Work instructions> Take from the listing each line that has the string "service".

Extracted entries>

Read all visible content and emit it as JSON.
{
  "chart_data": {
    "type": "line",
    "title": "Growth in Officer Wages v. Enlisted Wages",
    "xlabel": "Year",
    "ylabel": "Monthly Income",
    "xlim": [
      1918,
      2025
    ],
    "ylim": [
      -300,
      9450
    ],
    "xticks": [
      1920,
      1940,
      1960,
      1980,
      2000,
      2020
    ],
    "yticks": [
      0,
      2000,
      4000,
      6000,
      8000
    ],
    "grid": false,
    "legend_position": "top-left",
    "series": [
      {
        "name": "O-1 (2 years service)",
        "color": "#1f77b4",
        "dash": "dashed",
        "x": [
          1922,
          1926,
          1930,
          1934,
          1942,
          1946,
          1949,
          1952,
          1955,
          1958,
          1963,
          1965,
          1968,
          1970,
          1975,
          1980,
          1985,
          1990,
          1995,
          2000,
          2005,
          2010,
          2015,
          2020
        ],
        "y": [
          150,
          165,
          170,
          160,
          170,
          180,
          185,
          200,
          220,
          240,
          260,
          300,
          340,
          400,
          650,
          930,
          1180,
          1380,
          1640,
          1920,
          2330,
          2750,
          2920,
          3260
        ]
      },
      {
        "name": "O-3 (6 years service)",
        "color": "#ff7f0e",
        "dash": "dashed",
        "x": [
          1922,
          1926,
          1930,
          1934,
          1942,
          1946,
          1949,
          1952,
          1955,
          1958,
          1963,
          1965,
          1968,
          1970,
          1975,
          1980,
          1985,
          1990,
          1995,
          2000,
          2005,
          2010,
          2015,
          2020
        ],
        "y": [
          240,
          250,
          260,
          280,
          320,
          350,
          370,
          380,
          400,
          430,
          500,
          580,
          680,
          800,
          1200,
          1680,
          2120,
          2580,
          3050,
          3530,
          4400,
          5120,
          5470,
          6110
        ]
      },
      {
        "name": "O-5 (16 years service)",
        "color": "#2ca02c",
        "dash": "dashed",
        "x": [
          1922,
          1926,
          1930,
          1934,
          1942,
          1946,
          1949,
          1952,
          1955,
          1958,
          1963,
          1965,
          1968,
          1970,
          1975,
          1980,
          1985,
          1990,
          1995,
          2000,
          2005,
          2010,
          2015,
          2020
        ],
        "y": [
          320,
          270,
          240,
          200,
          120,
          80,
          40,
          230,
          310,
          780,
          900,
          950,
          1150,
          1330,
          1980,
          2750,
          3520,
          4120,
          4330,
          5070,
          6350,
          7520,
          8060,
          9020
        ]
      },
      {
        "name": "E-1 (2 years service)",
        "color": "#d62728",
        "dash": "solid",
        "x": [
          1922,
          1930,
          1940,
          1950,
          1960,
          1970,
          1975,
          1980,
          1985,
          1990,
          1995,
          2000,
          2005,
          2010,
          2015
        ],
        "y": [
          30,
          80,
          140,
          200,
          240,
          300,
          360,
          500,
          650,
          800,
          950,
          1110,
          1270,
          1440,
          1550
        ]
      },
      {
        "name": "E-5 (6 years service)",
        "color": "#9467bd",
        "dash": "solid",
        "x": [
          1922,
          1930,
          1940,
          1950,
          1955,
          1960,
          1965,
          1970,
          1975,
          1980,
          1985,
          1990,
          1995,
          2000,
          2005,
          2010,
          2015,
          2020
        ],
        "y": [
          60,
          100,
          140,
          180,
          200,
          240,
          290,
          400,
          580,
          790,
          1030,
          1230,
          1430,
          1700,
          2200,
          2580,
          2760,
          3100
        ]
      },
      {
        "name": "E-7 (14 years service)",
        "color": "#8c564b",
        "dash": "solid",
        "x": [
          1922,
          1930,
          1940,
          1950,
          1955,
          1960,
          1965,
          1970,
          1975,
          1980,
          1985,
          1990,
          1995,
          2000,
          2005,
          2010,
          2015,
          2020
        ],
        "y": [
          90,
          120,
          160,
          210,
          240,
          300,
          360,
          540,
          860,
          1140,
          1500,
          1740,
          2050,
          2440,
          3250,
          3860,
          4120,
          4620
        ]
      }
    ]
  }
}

Response to the exercise>
        "name": "O-1 (2 years service)",
        "name": "O-3 (6 years service)",
        "name": "O-5 (16 years service)",
        "name": "E-1 (2 years service)",
        "name": "E-5 (6 years service)",
        "name": "E-7 (14 years service)",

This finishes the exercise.